──────── Available data
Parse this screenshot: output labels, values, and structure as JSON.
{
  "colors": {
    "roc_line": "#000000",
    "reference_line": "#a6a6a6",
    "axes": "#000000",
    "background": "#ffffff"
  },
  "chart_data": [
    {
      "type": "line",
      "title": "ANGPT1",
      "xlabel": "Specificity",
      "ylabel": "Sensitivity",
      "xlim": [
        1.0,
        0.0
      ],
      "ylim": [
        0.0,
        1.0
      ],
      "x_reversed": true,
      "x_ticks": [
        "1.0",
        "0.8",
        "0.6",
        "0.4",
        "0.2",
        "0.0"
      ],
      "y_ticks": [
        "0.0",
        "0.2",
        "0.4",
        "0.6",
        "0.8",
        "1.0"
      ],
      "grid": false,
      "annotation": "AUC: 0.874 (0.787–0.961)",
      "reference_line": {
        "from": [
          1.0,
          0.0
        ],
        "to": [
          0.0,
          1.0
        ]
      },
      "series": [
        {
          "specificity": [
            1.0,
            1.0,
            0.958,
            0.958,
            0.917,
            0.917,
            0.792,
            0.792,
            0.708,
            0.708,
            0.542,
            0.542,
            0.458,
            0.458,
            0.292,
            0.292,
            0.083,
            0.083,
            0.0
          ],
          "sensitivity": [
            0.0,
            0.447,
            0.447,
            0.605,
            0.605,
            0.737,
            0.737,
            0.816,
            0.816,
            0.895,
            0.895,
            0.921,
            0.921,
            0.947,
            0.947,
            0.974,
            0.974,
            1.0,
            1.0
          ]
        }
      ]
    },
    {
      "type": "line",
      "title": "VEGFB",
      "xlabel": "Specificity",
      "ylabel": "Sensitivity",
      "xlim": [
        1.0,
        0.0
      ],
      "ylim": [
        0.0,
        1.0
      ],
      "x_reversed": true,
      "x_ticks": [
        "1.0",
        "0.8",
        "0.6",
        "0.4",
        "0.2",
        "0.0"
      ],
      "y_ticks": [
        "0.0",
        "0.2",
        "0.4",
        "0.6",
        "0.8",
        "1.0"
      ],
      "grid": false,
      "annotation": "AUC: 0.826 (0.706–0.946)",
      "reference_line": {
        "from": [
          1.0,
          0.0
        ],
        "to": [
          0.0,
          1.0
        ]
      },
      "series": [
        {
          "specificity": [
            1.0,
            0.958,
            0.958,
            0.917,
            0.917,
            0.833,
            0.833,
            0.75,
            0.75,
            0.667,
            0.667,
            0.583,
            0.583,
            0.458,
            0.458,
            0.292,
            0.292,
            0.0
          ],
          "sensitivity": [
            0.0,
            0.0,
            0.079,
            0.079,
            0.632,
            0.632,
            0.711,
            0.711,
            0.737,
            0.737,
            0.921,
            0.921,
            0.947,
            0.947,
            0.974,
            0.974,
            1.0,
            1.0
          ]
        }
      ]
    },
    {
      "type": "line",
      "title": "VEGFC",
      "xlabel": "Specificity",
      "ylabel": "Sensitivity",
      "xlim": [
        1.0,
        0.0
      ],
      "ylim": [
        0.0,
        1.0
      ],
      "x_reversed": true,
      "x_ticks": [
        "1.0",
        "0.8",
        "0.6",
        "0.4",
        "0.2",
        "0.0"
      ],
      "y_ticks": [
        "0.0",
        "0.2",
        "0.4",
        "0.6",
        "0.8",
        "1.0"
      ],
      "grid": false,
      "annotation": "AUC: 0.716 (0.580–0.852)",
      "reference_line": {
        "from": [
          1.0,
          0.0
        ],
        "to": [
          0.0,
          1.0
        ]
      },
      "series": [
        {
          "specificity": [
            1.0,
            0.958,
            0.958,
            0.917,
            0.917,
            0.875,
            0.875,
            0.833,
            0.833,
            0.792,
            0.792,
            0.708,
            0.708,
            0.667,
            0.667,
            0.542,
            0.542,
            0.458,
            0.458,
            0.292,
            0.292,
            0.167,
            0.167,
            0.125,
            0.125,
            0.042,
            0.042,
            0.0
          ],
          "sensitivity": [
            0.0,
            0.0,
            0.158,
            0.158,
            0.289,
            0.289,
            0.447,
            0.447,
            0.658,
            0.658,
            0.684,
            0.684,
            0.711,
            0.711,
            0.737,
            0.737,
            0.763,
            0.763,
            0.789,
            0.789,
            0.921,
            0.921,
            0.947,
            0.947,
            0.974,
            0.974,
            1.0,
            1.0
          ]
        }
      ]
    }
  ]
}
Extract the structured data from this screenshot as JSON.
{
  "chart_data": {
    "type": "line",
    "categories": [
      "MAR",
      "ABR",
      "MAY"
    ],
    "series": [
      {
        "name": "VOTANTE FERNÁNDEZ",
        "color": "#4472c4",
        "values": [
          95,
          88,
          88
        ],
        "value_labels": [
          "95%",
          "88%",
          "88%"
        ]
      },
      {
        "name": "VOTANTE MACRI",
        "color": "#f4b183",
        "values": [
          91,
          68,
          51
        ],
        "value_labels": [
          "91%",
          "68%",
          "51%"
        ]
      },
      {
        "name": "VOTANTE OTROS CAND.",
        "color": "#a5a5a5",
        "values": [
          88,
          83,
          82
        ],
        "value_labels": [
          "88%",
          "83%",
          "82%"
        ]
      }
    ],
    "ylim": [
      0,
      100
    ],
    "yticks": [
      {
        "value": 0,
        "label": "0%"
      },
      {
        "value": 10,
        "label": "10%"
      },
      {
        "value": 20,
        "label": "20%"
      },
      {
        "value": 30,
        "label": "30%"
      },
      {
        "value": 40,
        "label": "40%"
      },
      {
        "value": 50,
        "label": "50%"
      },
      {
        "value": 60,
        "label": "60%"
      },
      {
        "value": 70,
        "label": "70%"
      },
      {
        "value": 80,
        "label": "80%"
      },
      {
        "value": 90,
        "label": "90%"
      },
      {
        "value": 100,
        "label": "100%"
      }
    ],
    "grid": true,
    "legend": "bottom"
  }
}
────────────────
What you need to do -
From the data above, copy each line where the string "title" appears.

Output below -
      "title": "ANGPT1",
      "title": "VEGFB",
      "title": "VEGFC",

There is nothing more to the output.